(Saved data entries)
=-=-=

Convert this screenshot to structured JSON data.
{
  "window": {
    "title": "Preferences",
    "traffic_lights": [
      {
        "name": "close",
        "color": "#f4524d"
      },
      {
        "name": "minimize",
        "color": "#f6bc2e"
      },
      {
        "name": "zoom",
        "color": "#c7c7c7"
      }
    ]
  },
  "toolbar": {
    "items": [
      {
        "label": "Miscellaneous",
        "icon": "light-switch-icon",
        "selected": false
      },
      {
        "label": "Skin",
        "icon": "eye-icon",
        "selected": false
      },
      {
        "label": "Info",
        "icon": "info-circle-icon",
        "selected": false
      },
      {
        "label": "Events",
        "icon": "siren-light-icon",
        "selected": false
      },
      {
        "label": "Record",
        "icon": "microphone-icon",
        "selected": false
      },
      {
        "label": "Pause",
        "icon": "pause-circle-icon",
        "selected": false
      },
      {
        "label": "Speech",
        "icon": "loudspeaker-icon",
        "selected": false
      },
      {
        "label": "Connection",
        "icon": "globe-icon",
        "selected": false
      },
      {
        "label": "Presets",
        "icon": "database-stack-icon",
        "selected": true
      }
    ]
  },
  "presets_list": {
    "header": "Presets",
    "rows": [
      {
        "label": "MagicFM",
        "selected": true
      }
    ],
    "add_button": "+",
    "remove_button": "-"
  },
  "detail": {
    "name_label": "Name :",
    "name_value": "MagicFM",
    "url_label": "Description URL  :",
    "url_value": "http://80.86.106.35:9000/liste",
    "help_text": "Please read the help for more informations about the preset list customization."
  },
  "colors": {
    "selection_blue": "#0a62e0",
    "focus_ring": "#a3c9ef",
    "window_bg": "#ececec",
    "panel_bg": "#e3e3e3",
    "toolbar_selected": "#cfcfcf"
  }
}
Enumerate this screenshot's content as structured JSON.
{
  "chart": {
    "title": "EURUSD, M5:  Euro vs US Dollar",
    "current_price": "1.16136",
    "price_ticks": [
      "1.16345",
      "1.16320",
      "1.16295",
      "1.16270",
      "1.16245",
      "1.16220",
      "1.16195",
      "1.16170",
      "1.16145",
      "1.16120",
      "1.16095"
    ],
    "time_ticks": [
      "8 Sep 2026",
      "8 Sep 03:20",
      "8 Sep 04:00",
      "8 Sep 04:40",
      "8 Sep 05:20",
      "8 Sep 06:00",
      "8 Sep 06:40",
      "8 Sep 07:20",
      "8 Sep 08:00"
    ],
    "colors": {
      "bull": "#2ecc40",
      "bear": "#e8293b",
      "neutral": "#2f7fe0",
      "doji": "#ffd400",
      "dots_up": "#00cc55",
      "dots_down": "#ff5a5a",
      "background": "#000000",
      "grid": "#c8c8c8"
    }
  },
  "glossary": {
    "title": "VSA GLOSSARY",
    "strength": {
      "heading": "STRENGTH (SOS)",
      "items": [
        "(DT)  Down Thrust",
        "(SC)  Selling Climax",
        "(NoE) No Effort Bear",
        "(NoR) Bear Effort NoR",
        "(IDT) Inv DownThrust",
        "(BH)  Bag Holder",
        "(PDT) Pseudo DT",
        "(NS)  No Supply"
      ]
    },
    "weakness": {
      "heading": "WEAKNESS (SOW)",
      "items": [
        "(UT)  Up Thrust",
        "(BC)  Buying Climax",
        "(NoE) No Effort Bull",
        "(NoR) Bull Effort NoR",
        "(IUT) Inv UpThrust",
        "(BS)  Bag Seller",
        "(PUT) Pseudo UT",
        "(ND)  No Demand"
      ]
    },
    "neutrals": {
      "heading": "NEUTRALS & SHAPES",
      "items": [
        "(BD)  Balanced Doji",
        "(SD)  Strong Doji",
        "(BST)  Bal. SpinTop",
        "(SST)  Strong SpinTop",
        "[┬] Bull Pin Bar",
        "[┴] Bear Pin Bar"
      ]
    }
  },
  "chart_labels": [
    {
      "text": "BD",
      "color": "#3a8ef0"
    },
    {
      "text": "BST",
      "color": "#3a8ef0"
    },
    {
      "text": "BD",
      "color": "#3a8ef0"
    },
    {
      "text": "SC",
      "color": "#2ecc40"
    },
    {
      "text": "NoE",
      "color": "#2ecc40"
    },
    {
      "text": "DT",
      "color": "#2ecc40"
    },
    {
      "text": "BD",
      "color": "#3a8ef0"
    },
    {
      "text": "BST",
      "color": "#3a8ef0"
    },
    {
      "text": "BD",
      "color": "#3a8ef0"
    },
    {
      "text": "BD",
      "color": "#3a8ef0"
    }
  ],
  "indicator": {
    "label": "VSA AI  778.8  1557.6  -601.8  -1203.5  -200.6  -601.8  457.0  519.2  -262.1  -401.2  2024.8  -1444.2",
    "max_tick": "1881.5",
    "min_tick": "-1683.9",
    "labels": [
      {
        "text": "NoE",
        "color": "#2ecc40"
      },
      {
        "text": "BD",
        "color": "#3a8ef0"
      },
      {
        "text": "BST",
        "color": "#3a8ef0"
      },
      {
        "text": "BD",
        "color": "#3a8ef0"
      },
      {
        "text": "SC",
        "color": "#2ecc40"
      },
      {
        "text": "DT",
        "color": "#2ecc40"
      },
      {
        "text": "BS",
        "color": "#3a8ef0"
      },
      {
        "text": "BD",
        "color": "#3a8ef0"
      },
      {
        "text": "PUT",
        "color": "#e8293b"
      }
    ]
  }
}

=-=-=

Reproduce the data in its entirety, matching each character.

Worked solution:
Convert this screenshot to structured JSON data.
{
  "window": {
    "title": "Preferences",
    "traffic_lights": [
      {
        "name": "close",
        "color": "#f4524d"
      },
      {
        "name": "minimize",
        "color": "#f6bc2e"
      },
      {
        "name": "zoom",
        "color": "#c7c7c7"
      }
    ]
  },
  "toolbar": {
    "items": [
      {
        "label": "Miscellaneous",
        "icon": "light-switch-icon",
        "selected": false
      },
      {
        "label": "Skin",
        "icon": "eye-icon",
        "selected": false
      },
      {
        "label": "Info",
        "icon": "info-circle-icon",
        "selected": false
      },
      {
        "label": "Events",
        "icon": "siren-light-icon",
        "selected": false
      },
      {
        "label": "Record",
        "icon": "microphone-icon",
        "selected": false
      },
      {
        "label": "Pause",
        "icon": "pause-circle-icon",
        "selected": false
      },
      {
        "label": "Speech",
        "icon": "loudspeaker-icon",
        "selected": false
      },
      {
        "label": "Connection",
        "icon": "globe-icon",
        "selected": false
      },
      {
        "label": "Presets",
        "icon": "database-stack-icon",
        "selected": true
      }
    ]
  },
  "presets_list": {
    "header": "Presets",
    "rows": [
      {
        "label": "MagicFM",
        "selected": true
      }
    ],
    "add_button": "+",
    "remove_button": "-"
  },
  "detail": {
    "name_label": "Name :",
    "name_value": "MagicFM",
    "url_label": "Description URL  :",
    "url_value": "http://80.86.106.35:9000/liste",
    "help_text": "Please read the help for more informations about the preset list customization."
  },
  "colors": {
    "selection_blue": "#0a62e0",
    "focus_ring": "#a3c9ef",
    "window_bg": "#ececec",
    "panel_bg": "#e3e3e3",
    "toolbar_selected": "#cfcfcf"
  }
}
Enumerate this screenshot's content as structured JSON.
{
  "chart": {
    "title": "EURUSD, M5:  Euro vs US Dollar",
    "current_price": "1.16136",
    "price_ticks": [
      "1.16345",
      "1.16320",
      "1.16295",
      "1.16270",
      "1.16245",
      "1.16220",
      "1.16195",
      "1.16170",
      "1.16145",
      "1.16120",
      "1.16095"
    ],
    "time_ticks": [
      "8 Sep 2026",
      "8 Sep 03:20",
      "8 Sep 04:00",
      "8 Sep 04:40",
      "8 Sep 05:20",
      "8 Sep 06:00",
      "8 Sep 06:40",
      "8 Sep 07:20",
      "8 Sep 08:00"
    ],
    "colors": {
      "bull": "#2ecc40",
      "bear": "#e8293b",
      "neutral": "#2f7fe0",
      "doji": "#ffd400",
      "dots_up": "#00cc55",
      "dots_down": "#ff5a5a",
      "background": "#000000",
      "grid": "#c8c8c8"
    }
  },
  "glossary": {
    "title": "VSA GLOSSARY",
    "strength": {
      "heading": "STRENGTH (SOS)",
      "items": [
        "(DT)  Down Thrust",
        "(SC)  Selling Climax",
        "(NoE) No Effort Bear",
        "(NoR) Bear Effort NoR",
        "(IDT) Inv DownThrust",
        "(BH)  Bag Holder",
        "(PDT) Pseudo DT",
        "(NS)  No Supply"
      ]
    },
    "weakness": {
      "heading": "WEAKNESS (SOW)",
      "items": [
        "(UT)  Up Thrust",
        "(BC)  Buying Climax",
        "(NoE) No Effort Bull",
        "(NoR) Bull Effort NoR",
        "(IUT) Inv UpThrust",
        "(BS)  Bag Seller",
        "(PUT) Pseudo UT",
        "(ND)  No Demand"
      ]
    },
    "neutrals": {
      "heading": "NEUTRALS & SHAPES",
      "items": [
        "(BD)  Balanced Doji",
        "(SD)  Strong Doji",
        "(BST)  Bal. SpinTop",
        "(SST)  Strong SpinTop",
        "[┬] Bull Pin Bar",
        "[┴] Bear Pin Bar"
      ]
    }
  },
  "chart_labels": [
    {
      "text": "BD",
      "color": "#3a8ef0"
    },
    {
      "text": "BST",
      "color": "#3a8ef0"
    },
    {
      "text": "BD",
      "color": "#3a8ef0"
    },
    {
      "text": "SC",
      "color": "#2ecc40"
    },
    {
      "text": "NoE",
      "color": "#2ecc40"
    },
    {
      "text": "DT",
      "color": "#2ecc40"
    },
    {
      "text": "BD",
      "color": "#3a8ef0"
    },
    {
      "text": "BST",
      "color": "#3a8ef0"
    },
    {
      "text": "BD",
      "color": "#3a8ef0"
    },
    {
      "text": "BD",
      "color": "#3a8ef0"
    }
  ],
  "indicator": {
    "label": "VSA AI  778.8  1557.6  -601.8  -1203.5  -200.6  -601.8  457.0  519.2  -262.1  -401.2  2024.8  -1444.2",
    "max_tick": "1881.5",
    "min_tick": "-1683.9",
    "labels": [
      {
        "text": "NoE",
        "color": "#2ecc40"
      },
      {
        "text": "BD",
        "color": "#3a8ef0"
      },
      {
        "text": "BST",
        "color": "#3a8ef0"
      },
      {
        "text": "BD",
        "color": "#3a8ef0"
      },
      {
        "text": "SC",
        "color": "#2ecc40"
      },
      {
        "text": "DT",
        "color": "#2ecc40"
      },
      {
        "text": "BS",
        "color": "#3a8ef0"
      },
      {
        "text": "BD",
        "color": "#3a8ef0"
      },
      {
        "text": "PUT",
        "color": "#e8293b"
      }
    ]
  }
}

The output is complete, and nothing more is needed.